La visita di Papa Francesco in Lussemburgo e Belgio ha toccato temi di estrema attualità: pace, denatalità, giustizia sociale, donne nella Chiesa, migrazioni, cambiamento climatico… Nei suoi discorsi sono tornati inviti, sollecitazioni, garbati richiami. Che non possono sfuggire alle istituzioni nazionali, all’Unione Europea e al dibattito pubblico europeo
Il 46° viaggio di Papa Francesco in Lussemburgo e in Belgio si è rivelato un felice e partecipato momento di incontro tra il successore di Pietro e le comunità cattoliche dei due Paesi.
Oltre ai consueti appuntamenti con le autorità politiche nazionali – Granduca del Lussemburgo, reali del Belgio e rispettivi primi ministri – Papa Bergoglio ha colto l’occasione per accostare e conoscere più da vicino le Chiese locali, incontrando vescovi, operatori pastorali, religiosi e laici impegnati, senza rinunciare al desiderio e all’opportunità di confrontarsi e dialogare con il mondo della cultura e dei giovani.
La sua visita, infatti, è stata caratterizzata anche da un aspetto particolare: far tappa alle due sedi, fiamminga e francofona, dell’Università Cattolica di Lovanio che compie 600 anni.
Non c’è dubbio che i discorsi che il Papa ha pronunciato nel cuore dell’Europa hanno avuto e avranno forti riflessi sulla vita culturale, sociale e politica dell’Europa stessa.

COMPITI ASSEGNATI:
• A. Rispondi in base al testo sul viaggio papale:
(i) Quale numero d'ordine ha il viaggio di Papa Francesco in Lussemburgo e Belgio?
(ii) Quali autorità politiche nazionali figurano tra i consueti appuntamenti?
(iii) Quanti anni compie l'Università Cattolica di Lovanio?
• B. Trascrivi senza modifiche il passo del testo sul viaggio papale che va da "La visita di" fino a "dei due Paesi.".
Le voci sono materiale a sé, distinto dal testo.

Voci con riquadri etichettati
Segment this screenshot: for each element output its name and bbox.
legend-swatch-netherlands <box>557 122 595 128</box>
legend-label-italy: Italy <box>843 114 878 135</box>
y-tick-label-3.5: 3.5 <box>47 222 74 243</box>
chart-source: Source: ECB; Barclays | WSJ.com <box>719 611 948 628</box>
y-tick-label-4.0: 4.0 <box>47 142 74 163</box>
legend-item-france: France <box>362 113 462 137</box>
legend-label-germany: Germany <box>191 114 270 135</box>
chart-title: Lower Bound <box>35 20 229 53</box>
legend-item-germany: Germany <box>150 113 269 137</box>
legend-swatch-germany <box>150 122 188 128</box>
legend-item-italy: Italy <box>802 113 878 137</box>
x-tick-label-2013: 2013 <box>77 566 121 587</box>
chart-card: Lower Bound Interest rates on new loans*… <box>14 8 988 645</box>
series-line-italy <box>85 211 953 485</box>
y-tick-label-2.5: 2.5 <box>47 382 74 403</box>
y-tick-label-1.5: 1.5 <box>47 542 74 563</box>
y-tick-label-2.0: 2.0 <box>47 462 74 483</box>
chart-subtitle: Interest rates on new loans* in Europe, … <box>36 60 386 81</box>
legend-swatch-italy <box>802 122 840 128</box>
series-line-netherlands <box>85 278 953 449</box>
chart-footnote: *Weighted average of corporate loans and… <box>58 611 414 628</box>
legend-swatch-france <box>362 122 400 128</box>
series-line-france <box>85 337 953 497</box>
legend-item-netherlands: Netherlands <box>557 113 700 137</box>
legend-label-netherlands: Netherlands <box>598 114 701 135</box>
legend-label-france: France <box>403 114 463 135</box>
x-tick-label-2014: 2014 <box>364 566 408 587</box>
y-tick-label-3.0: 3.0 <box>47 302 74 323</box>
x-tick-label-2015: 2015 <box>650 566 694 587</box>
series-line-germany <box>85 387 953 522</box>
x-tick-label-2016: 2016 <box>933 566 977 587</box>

SOLUZIONI:
• A.
(i) È il 46° viaggio.
(ii) Il Granduca del Lussemburgo, i reali del Belgio e i rispettivi primi ministri.
(iii) 600 anni.

• B.
La visita di Papa Francesco in Lussemburgo e Belgio ha toccato temi di estrema attualità: pace, denatalità, giustizia sociale, donne nella Chiesa, migrazioni, cambiamento climatico… Nei suoi discorsi sono tornati inviti, sollecitazioni, garbati richiami. Che non possono sfuggire alle istituzioni nazionali, all’Unione Europea e al dibattito pubblico europeo
Il 46° viaggio di Papa Francesco in Lussemburgo e in Belgio si è rivelato un felice e partecipato momento di incontro tra il successore di Pietro e le comunità cattoliche dei due Paesi.